Nothing in the records may be left out or altered; reproduce them all exactly.
::: INFORMATION PROVIDED :::
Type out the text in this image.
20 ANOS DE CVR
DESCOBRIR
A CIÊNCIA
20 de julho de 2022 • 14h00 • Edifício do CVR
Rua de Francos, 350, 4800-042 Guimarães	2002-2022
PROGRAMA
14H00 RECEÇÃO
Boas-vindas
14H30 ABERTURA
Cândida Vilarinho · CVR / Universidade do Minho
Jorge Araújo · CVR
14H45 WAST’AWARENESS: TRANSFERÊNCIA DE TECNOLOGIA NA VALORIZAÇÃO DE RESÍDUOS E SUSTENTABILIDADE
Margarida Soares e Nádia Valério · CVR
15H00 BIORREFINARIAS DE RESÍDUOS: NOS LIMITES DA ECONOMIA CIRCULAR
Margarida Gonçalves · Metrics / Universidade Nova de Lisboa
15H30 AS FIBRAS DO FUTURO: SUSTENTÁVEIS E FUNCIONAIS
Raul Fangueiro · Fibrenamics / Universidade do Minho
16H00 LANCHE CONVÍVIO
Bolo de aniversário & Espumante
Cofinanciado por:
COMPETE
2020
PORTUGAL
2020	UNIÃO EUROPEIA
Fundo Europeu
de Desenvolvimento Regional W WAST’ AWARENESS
:::
• [COMPLETED TASK]:
Type out the text in this image.
20 ANOS DE CVR
DESCOBRIR
A CIÊNCIA
20 de julho de 2022 • 14h00 • Edifício do CVR
Rua de Francos, 350, 4800-042 Guimarães	2002-2022
PROGRAMA
14H00 RECEÇÃO
Boas-vindas
14H30 ABERTURA
Cândida Vilarinho · CVR / Universidade do Minho
Jorge Araújo · CVR
14H45 WAST’AWARENESS: TRANSFERÊNCIA DE TECNOLOGIA NA VALORIZAÇÃO DE RESÍDUOS E SUSTENTABILIDADE
Margarida Soares e Nádia Valério · CVR
15H00 BIORREFINARIAS DE RESÍDUOS: NOS LIMITES DA ECONOMIA CIRCULAR
Margarida Gonçalves · Metrics / Universidade Nova de Lisboa
15H30 AS FIBRAS DO FUTURO: SUSTENTÁVEIS E FUNCIONAIS
Raul Fangueiro · Fibrenamics / Universidade do Minho
16H00 LANCHE CONVÍVIO
Bolo de aniversário & Espumante
Cofinanciado por:
COMPETE
2020
PORTUGAL
2020	UNIÃO EUROPEIA
Fundo Europeu
de Desenvolvimento Regional W WAST’ AWARENESS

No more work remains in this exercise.